*** Records for this task

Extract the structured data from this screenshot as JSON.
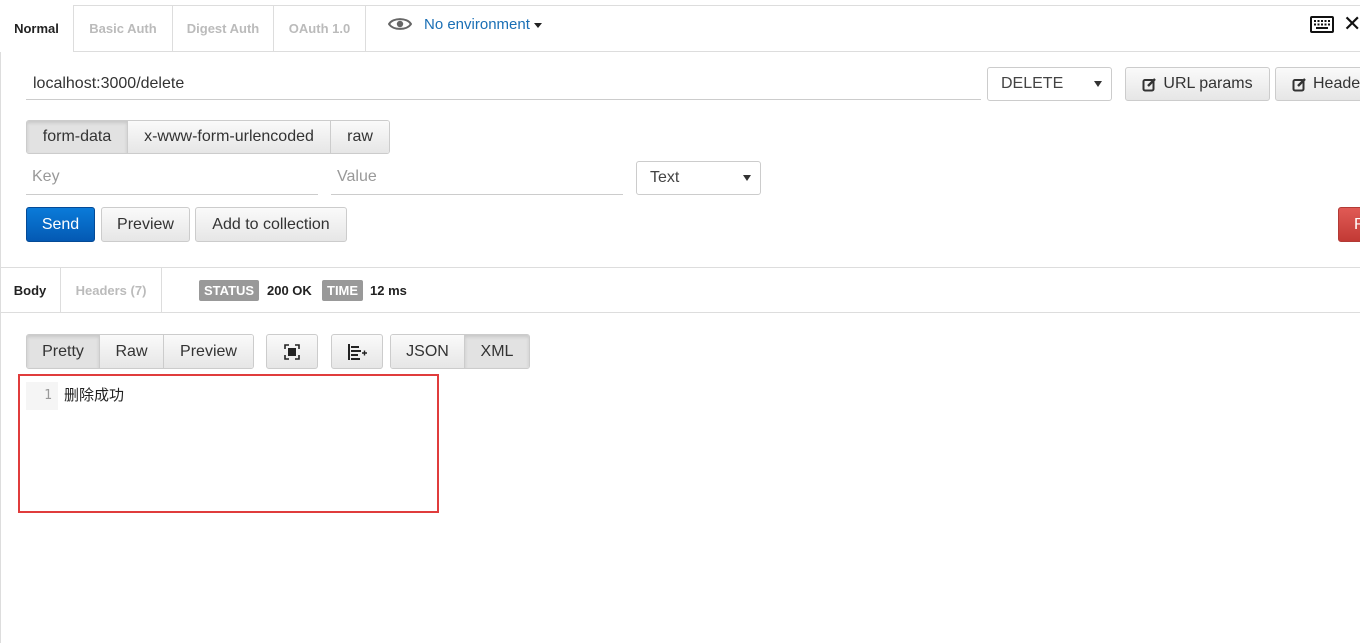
{
  "auth_tabs": [
    "Normal",
    "Basic Auth",
    "Digest Auth",
    "OAuth 1.0"
  ],
  "environment": {
    "label": "No environment"
  },
  "request": {
    "url": "localhost:3000/delete",
    "method": "DELETE",
    "url_params_label": "URL params",
    "headers_label": "Heade"
  },
  "body_modes": [
    "form-data",
    "x-www-form-urlencoded",
    "raw"
  ],
  "form": {
    "key_placeholder": "Key",
    "value_placeholder": "Value",
    "type": "Text"
  },
  "actions": {
    "send": "Send",
    "preview": "Preview",
    "add_to_collection": "Add to collection",
    "reset": "R"
  },
  "response": {
    "tabs": [
      "Body",
      "Headers (7)"
    ],
    "status_label": "STATUS",
    "status_value": "200 OK",
    "time_label": "TIME",
    "time_value": "12 ms",
    "view_modes": [
      "Pretty",
      "Raw",
      "Preview"
    ],
    "formats": [
      "JSON",
      "XML"
    ],
    "line_number": "1",
    "body_text": "删除成功"
  },
  "colors": {
    "send": "#0a6bc8",
    "link": "#1a6fb5",
    "highlight": "#e03c3c",
    "badge": "#999999"
  }
}
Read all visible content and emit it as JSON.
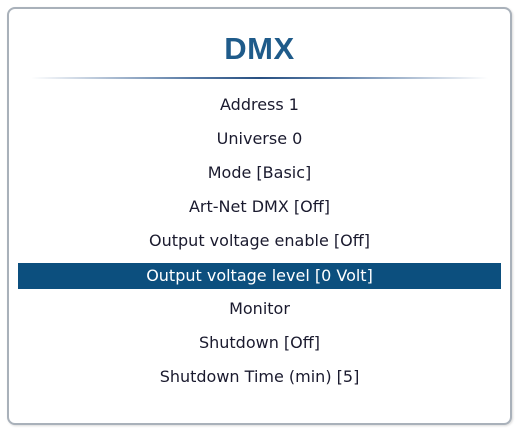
{
  "window": {
    "title": "DMX",
    "accent_color": "#1f5b8a",
    "selection_color": "#0c4f7e"
  },
  "menu": {
    "items": [
      {
        "label": "Address   1",
        "selected": false
      },
      {
        "label": "Universe   0",
        "selected": false
      },
      {
        "label": "Mode [Basic]",
        "selected": false
      },
      {
        "label": "Art-Net DMX [Off]",
        "selected": false
      },
      {
        "label": "Output voltage enable [Off]",
        "selected": false
      },
      {
        "label": "Output voltage level [0 Volt]",
        "selected": true
      },
      {
        "label": "Monitor",
        "selected": false
      },
      {
        "label": "Shutdown [Off]",
        "selected": false
      },
      {
        "label": "Shutdown Time (min) [5]",
        "selected": false
      }
    ]
  }
}
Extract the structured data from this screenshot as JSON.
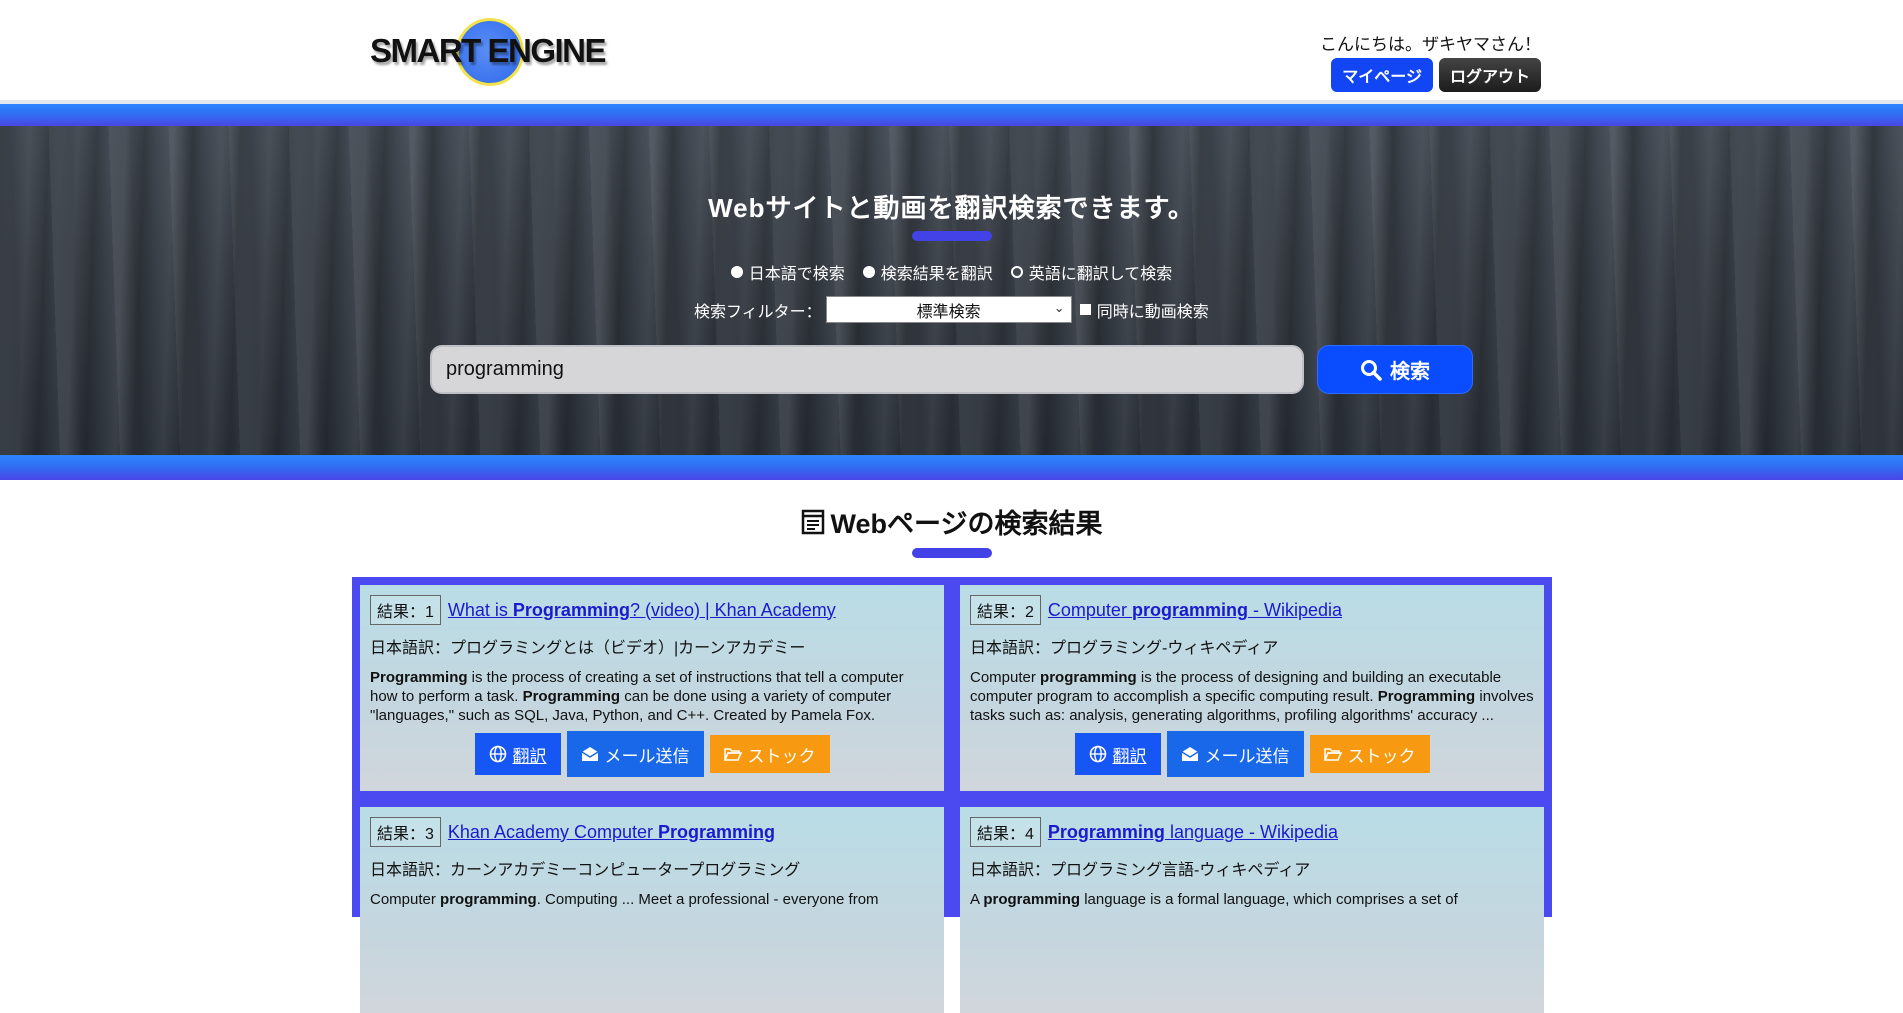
{
  "header": {
    "logo_text": "SMART ENGINE",
    "greeting": "こんにちは。ザキヤマさん！",
    "mypage_label": "マイページ",
    "logout_label": "ログアウト"
  },
  "hero": {
    "title": "Webサイトと動画を翻訳検索できます。",
    "radios": [
      {
        "label": "日本語で検索",
        "selected": true
      },
      {
        "label": "検索結果を翻訳",
        "selected": true
      },
      {
        "label": "英語に翻訳して検索",
        "selected": false
      }
    ],
    "filter_label": "検索フィルター：",
    "filter_value": "標準検索",
    "video_checkbox_label": "同時に動画検索",
    "search_value": "programming",
    "search_button_label": "検索"
  },
  "results": {
    "section_title": "Webページの検索結果",
    "items": [
      {
        "num": "結果：1",
        "title_pre": "What is ",
        "title_bold": "Programming",
        "title_post": "? (video) | Khan Academy",
        "jp": "日本語訳：プログラミングとは（ビデオ）|カーンアカデミー",
        "desc_html": "<b>Programming</b> is the process of creating a set of instructions that tell a computer how to perform a task. <b>Programming</b> can be done using a variety of computer \"languages,\" such as SQL, Java, Python, and C++. Created by Pamela Fox."
      },
      {
        "num": "結果：2",
        "title_pre": "Computer ",
        "title_bold": "programming",
        "title_post": " - Wikipedia",
        "jp": "日本語訳：プログラミング-ウィキペディア",
        "desc_html": "Computer <b>programming</b> is the process of designing and building an executable computer program to accomplish a specific computing result. <b>Programming</b> involves tasks such as: analysis, generating algorithms, profiling algorithms' accuracy ..."
      },
      {
        "num": "結果：3",
        "title_pre": "Khan Academy Computer ",
        "title_bold": "Programming",
        "title_post": "",
        "jp": "日本語訳：カーンアカデミーコンピュータープログラミング",
        "desc_html": "Computer <b>programming</b>. Computing ... Meet a professional - everyone from"
      },
      {
        "num": "結果：4",
        "title_pre": "",
        "title_bold": "Programming",
        "title_post": " language - Wikipedia",
        "jp": "日本語訳：プログラミング言語-ウィキペディア",
        "desc_html": "A <b>programming</b> language is a formal language, which comprises a set of"
      }
    ],
    "translate_label": "翻訳",
    "mail_label": "メール送信",
    "stock_label": "ストック"
  }
}
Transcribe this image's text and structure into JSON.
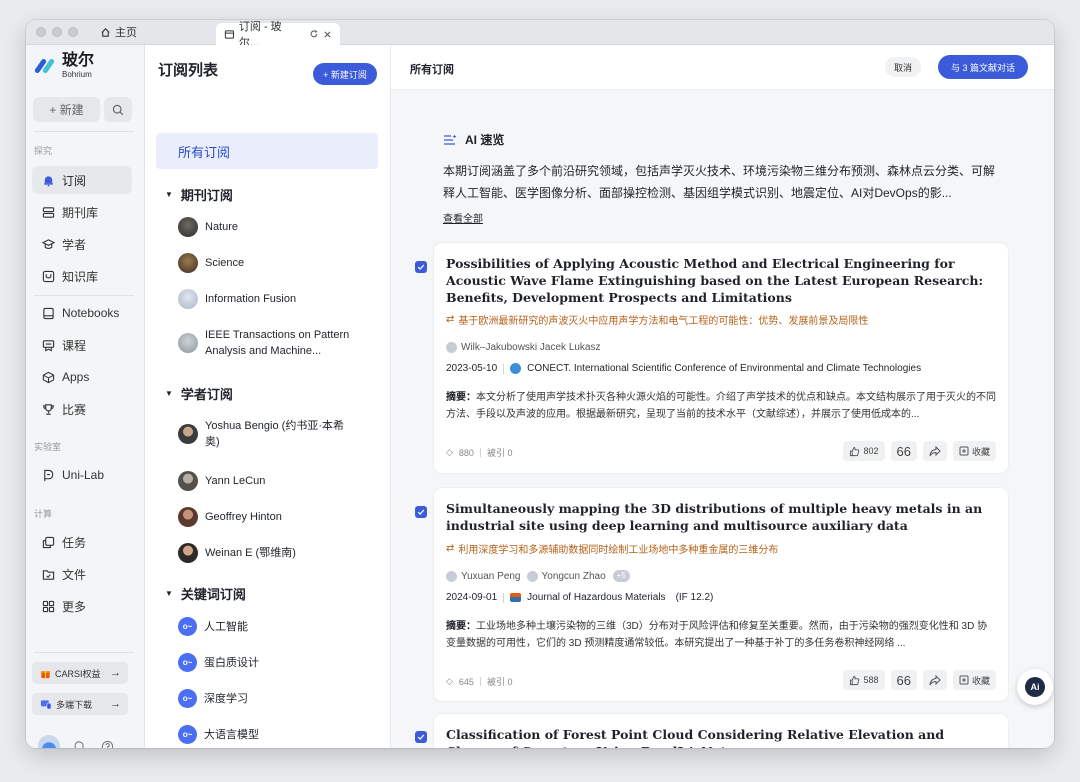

******

- **What needs to be done**: Review the material and copy each line in which the word "Output" appears.

- **Full answer**:
        "label": "Output voltage enable [Off]",
        "label": "Output voltage level [0 Volt]",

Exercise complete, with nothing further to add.